DIRECTIONS FOR THIS TASK: Determine how many lines hold "JSON" and give only that number.

TASK INPUTS:

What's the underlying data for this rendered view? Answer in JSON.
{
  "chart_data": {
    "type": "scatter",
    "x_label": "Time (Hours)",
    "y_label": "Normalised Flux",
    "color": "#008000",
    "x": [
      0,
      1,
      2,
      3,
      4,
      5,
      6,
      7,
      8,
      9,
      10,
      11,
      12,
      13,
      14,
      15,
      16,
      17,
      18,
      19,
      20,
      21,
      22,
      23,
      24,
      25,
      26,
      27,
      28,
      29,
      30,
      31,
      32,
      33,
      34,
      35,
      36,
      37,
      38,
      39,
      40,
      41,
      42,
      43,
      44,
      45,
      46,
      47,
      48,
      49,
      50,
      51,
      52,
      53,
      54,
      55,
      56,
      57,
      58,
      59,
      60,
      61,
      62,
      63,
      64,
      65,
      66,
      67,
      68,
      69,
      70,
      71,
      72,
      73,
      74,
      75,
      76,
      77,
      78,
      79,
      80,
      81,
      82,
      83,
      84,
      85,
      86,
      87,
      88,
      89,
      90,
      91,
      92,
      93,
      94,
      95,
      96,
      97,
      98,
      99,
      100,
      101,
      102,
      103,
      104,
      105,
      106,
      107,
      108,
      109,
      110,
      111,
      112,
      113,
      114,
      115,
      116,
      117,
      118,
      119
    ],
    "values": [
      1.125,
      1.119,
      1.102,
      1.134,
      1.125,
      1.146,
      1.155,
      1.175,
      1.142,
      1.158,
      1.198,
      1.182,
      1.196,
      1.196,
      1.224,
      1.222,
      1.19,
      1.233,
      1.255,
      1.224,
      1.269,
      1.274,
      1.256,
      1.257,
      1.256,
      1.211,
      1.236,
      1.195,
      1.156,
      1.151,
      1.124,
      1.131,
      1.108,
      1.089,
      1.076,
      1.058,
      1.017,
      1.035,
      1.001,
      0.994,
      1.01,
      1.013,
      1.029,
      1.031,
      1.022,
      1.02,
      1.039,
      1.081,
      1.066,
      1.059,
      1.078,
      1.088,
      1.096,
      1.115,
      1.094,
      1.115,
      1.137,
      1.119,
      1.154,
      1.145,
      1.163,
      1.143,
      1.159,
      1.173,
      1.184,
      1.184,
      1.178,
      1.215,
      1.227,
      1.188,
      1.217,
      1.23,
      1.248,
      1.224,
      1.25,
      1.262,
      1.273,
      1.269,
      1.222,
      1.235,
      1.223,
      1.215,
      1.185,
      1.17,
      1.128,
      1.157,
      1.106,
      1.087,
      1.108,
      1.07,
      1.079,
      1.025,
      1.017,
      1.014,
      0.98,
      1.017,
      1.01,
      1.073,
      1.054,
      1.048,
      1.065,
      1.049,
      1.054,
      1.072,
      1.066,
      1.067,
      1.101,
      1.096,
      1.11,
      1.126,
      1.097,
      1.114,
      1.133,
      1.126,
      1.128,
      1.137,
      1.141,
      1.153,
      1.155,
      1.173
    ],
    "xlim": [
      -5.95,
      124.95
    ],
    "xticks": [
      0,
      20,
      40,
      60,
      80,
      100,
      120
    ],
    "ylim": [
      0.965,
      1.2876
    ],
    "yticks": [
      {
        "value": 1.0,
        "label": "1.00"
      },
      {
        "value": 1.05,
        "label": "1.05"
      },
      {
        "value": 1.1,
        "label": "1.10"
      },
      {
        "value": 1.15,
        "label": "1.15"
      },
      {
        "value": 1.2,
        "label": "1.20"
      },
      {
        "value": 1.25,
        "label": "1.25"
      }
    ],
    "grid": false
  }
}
---
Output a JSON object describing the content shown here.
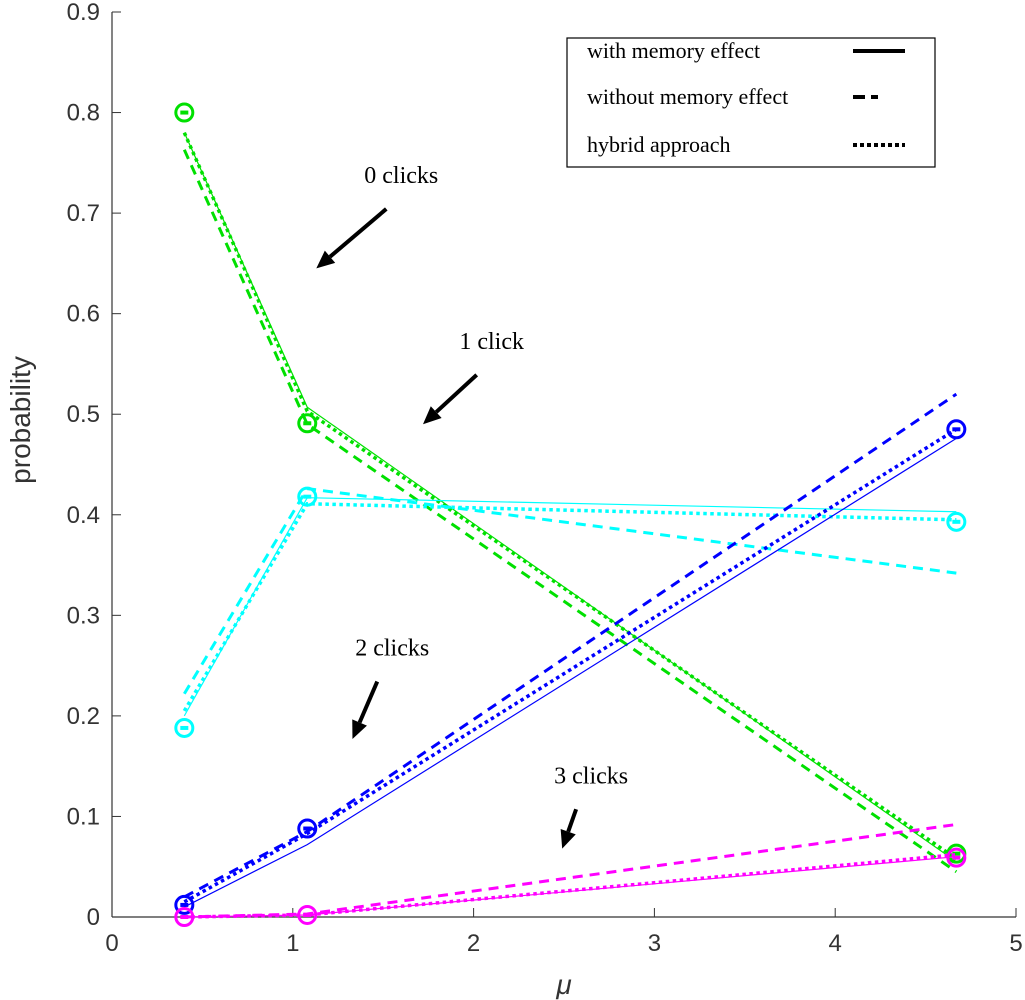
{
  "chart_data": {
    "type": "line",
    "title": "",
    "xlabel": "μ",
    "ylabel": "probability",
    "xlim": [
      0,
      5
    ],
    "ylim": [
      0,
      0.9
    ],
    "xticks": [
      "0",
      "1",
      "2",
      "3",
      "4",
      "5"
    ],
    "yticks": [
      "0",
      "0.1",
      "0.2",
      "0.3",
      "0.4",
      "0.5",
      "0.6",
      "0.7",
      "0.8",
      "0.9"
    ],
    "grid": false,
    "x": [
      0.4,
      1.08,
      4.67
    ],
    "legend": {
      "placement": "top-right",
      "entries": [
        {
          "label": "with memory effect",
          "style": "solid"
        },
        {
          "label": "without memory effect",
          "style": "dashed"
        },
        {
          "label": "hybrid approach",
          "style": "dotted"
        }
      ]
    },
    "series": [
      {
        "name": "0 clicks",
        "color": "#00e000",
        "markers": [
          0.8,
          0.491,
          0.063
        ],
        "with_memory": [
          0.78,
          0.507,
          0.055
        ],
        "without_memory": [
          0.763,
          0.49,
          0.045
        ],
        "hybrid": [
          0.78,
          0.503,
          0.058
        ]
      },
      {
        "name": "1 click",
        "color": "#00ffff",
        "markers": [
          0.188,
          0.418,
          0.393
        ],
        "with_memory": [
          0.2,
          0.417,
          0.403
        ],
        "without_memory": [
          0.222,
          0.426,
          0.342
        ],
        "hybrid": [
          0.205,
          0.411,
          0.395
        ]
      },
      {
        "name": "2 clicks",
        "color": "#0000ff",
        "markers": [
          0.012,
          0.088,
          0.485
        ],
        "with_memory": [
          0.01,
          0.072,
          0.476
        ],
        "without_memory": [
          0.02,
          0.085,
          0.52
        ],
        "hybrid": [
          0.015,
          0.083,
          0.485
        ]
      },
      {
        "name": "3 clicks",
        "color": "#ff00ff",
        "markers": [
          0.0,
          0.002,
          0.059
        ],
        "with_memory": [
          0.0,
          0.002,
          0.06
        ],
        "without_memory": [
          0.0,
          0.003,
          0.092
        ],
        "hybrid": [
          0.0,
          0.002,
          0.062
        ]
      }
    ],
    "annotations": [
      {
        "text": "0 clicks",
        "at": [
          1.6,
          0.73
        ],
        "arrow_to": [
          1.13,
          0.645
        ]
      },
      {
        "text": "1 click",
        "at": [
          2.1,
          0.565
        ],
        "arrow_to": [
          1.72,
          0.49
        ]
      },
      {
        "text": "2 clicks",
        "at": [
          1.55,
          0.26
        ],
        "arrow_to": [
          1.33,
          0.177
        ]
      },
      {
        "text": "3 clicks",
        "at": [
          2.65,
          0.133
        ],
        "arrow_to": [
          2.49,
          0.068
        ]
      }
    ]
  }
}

THE REPLY: 2